# Your instructions
Nothing should be left out: output all of the entries exactly.
[begin Task data]
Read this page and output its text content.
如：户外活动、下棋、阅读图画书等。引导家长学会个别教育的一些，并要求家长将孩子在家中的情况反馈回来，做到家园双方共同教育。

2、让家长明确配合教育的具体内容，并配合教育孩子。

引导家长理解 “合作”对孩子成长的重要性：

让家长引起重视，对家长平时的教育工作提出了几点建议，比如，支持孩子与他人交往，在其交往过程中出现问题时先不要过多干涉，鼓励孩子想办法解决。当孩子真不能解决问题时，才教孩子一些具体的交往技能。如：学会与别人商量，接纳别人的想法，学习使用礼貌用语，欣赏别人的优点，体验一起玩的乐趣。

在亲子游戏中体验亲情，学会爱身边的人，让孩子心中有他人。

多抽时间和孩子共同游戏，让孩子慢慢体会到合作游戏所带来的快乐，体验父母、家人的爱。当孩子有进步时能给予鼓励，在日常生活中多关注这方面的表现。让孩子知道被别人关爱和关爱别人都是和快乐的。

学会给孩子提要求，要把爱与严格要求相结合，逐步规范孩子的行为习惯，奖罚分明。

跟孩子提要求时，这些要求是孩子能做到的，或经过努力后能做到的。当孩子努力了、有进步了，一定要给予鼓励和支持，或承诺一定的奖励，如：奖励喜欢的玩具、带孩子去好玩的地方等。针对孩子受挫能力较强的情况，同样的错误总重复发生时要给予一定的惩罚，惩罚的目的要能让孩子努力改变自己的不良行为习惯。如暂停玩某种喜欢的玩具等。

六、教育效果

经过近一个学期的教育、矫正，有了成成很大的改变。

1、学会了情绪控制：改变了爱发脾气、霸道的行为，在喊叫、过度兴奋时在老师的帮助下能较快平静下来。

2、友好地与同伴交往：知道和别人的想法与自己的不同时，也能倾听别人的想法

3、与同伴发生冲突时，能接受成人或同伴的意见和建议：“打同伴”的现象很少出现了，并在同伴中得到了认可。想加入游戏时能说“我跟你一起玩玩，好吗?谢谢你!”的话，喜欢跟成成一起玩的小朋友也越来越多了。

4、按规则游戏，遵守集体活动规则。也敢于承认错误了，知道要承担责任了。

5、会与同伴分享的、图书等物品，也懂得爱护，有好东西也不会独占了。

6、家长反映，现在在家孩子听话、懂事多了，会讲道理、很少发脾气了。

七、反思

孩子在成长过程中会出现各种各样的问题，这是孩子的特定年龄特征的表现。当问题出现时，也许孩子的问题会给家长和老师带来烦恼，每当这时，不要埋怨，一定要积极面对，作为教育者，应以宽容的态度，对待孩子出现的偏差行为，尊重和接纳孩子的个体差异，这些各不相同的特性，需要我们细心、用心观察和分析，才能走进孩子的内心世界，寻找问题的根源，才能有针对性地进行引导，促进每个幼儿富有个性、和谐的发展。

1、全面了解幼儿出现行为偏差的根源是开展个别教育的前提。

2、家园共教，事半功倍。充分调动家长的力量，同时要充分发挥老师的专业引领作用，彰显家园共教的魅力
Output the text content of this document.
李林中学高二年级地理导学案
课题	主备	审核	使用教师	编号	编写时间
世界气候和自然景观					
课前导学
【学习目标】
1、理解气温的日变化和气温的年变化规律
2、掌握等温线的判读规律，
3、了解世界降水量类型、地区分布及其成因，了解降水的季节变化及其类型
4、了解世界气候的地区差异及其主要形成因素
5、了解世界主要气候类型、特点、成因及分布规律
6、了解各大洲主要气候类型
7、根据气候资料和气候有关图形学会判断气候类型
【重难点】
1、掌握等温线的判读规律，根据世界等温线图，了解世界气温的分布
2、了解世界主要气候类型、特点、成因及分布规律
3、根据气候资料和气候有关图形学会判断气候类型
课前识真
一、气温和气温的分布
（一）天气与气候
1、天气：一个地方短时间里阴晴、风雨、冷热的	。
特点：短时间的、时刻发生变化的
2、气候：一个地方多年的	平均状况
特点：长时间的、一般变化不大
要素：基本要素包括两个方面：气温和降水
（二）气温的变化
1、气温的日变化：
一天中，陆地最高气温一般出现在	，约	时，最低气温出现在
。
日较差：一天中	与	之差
[end Task data]
# Response to this task
Read this page and output its text content.
如：户外活动、下棋、阅读图画书等。引导家长学会个别教育的一些，并要求家长将孩子在家中的情况反馈回来，做到家园双方共同教育。

2、让家长明确配合教育的具体内容，并配合教育孩子。

引导家长理解 “合作”对孩子成长的重要性：

让家长引起重视，对家长平时的教育工作提出了几点建议，比如，支持孩子与他人交往，在其交往过程中出现问题时先不要过多干涉，鼓励孩子想办法解决。当孩子真不能解决问题时，才教孩子一些具体的交往技能。如：学会与别人商量，接纳别人的想法，学习使用礼貌用语，欣赏别人的优点，体验一起玩的乐趣。

在亲子游戏中体验亲情，学会爱身边的人，让孩子心中有他人。

多抽时间和孩子共同游戏，让孩子慢慢体会到合作游戏所带来的快乐，体验父母、家人的爱。当孩子有进步时能给予鼓励，在日常生活中多关注这方面的表现。让孩子知道被别人关爱和关爱别人都是和快乐的。

学会给孩子提要求，要把爱与严格要求相结合，逐步规范孩子的行为习惯，奖罚分明。

跟孩子提要求时，这些要求是孩子能做到的，或经过努力后能做到的。当孩子努力了、有进步了，一定要给予鼓励和支持，或承诺一定的奖励，如：奖励喜欢的玩具、带孩子去好玩的地方等。针对孩子受挫能力较强的情况，同样的错误总重复发生时要给予一定的惩罚，惩罚的目的要能让孩子努力改变自己的不良行为习惯。如暂停玩某种喜欢的玩具等。

六、教育效果

经过近一个学期的教育、矫正，有了成成很大的改变。

1、学会了情绪控制：改变了爱发脾气、霸道的行为，在喊叫、过度兴奋时在老师的帮助下能较快平静下来。

2、友好地与同伴交往：知道和别人的想法与自己的不同时，也能倾听别人的想法

3、与同伴发生冲突时，能接受成人或同伴的意见和建议：“打同伴”的现象很少出现了，并在同伴中得到了认可。想加入游戏时能说“我跟你一起玩玩，好吗?谢谢你!”的话，喜欢跟成成一起玩的小朋友也越来越多了。

4、按规则游戏，遵守集体活动规则。也敢于承认错误了，知道要承担责任了。

5、会与同伴分享的、图书等物品，也懂得爱护，有好东西也不会独占了。

6、家长反映，现在在家孩子听话、懂事多了，会讲道理、很少发脾气了。

七、反思

孩子在成长过程中会出现各种各样的问题，这是孩子的特定年龄特征的表现。当问题出现时，也许孩子的问题会给家长和老师带来烦恼，每当这时，不要埋怨，一定要积极面对，作为教育者，应以宽容的态度，对待孩子出现的偏差行为，尊重和接纳孩子的个体差异，这些各不相同的特性，需要我们细心、用心观察和分析，才能走进孩子的内心世界，寻找问题的根源，才能有针对性地进行引导，促进每个幼儿富有个性、和谐的发展。

1、全面了解幼儿出现行为偏差的根源是开展个别教育的前提。

2、家园共教，事半功倍。充分调动家长的力量，同时要充分发挥老师的专业引领作用，彰显家园共教的魅力
Output the text content of this document.
李林中学高二年级地理导学案
课题	主备	审核	使用教师	编号	编写时间
世界气候和自然景观					
课前导学
【学习目标】
1、理解气温的日变化和气温的年变化规律
2、掌握等温线的判读规律，
3、了解世界降水量类型、地区分布及其成因，了解降水的季节变化及其类型
4、了解世界气候的地区差异及其主要形成因素
5、了解世界主要气候类型、特点、成因及分布规律
6、了解各大洲主要气候类型
7、根据气候资料和气候有关图形学会判断气候类型
【重难点】
1、掌握等温线的判读规律，根据世界等温线图，了解世界气温的分布
2、了解世界主要气候类型、特点、成因及分布规律
3、根据气候资料和气候有关图形学会判断气候类型
课前识真
一、气温和气温的分布
（一）天气与气候
1、天气：一个地方短时间里阴晴、风雨、冷热的	。
特点：短时间的、时刻发生变化的
2、气候：一个地方多年的	平均状况
特点：长时间的、一般变化不大
要素：基本要素包括两个方面：气温和降水
（二）气温的变化
1、气温的日变化：
一天中，陆地最高气温一般出现在	，约	时，最低气温出现在
。
日较差：一天中	与	之差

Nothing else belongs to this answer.